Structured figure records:
# # # # # # #

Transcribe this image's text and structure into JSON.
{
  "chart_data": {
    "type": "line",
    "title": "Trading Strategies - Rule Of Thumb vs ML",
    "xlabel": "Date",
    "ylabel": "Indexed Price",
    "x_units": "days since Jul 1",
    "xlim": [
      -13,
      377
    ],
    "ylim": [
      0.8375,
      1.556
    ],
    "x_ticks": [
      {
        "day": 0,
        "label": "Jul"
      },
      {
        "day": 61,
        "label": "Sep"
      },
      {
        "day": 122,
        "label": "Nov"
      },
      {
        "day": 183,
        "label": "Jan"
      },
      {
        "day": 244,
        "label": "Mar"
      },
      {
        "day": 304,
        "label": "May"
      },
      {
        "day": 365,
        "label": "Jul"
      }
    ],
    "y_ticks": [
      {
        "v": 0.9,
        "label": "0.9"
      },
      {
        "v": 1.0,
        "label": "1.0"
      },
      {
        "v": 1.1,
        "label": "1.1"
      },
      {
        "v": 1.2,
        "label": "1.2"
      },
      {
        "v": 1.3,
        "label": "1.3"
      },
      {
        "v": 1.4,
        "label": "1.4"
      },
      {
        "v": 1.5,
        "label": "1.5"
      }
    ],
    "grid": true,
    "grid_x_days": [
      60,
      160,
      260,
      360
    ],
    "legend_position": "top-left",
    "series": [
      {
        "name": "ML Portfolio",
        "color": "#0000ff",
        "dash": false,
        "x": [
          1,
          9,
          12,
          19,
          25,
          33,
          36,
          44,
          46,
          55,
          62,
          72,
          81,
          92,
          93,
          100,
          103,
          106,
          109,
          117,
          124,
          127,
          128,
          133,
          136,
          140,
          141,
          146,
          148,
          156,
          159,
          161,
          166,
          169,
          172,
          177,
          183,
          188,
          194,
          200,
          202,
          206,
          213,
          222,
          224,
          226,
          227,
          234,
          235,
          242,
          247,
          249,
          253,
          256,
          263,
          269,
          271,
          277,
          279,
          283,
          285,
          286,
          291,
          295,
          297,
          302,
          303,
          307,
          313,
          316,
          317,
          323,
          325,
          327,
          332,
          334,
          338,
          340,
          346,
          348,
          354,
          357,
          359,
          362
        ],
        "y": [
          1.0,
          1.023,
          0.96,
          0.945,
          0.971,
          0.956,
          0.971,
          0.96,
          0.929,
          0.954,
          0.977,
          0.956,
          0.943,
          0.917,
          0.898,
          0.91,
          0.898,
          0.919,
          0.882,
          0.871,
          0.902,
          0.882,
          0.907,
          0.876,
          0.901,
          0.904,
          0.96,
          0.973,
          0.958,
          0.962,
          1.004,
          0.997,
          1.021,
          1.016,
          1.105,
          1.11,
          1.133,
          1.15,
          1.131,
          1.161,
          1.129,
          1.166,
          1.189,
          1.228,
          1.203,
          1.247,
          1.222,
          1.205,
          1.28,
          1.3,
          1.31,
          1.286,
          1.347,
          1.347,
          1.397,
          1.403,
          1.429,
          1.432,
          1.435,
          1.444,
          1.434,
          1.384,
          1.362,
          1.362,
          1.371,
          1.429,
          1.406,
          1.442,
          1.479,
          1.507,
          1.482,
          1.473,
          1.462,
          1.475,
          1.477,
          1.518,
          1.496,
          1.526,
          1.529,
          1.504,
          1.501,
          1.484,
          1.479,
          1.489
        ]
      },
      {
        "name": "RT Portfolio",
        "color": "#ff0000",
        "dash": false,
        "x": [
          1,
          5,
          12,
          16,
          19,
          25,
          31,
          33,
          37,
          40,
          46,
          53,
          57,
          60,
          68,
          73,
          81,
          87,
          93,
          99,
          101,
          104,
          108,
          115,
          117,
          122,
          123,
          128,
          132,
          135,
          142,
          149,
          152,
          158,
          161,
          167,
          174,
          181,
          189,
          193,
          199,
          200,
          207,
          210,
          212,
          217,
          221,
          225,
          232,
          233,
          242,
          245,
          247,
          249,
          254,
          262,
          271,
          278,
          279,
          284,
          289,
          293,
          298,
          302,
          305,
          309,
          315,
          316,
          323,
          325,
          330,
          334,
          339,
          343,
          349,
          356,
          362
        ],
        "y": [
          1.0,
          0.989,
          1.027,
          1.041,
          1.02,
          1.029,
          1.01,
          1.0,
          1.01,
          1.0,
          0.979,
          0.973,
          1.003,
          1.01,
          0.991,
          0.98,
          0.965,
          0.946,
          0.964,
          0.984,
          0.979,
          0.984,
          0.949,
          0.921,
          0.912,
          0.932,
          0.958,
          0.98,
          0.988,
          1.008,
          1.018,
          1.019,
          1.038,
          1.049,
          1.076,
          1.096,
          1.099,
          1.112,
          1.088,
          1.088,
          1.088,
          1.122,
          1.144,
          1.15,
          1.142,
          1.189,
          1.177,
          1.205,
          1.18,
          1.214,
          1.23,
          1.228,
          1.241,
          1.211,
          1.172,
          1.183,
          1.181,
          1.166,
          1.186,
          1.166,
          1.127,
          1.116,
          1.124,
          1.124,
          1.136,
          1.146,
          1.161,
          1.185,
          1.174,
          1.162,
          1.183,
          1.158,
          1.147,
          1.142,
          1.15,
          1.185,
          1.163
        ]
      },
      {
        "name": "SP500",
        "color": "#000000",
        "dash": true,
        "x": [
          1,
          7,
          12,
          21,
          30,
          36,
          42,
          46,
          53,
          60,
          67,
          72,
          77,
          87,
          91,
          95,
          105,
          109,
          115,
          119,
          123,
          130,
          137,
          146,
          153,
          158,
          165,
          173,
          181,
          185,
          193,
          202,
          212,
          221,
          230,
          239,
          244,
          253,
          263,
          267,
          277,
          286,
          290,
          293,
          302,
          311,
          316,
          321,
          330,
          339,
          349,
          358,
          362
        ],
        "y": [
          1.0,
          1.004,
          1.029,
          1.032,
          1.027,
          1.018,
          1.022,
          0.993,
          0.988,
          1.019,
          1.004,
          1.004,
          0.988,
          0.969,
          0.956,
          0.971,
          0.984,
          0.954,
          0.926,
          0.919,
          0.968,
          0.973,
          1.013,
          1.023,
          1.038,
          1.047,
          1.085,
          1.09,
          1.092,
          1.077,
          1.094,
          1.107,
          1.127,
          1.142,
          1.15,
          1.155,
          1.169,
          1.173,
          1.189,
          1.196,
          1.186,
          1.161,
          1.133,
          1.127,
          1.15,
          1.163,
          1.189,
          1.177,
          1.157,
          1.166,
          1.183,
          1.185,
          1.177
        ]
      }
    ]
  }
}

# # # # # # #

• WHAT YOU WILL DO
Gather each line in these records that contains the string "color".

• OUTPUT FOR THIS TASK
        "color": "#0000ff",
        "color": "#ff0000",
        "color": "#000000",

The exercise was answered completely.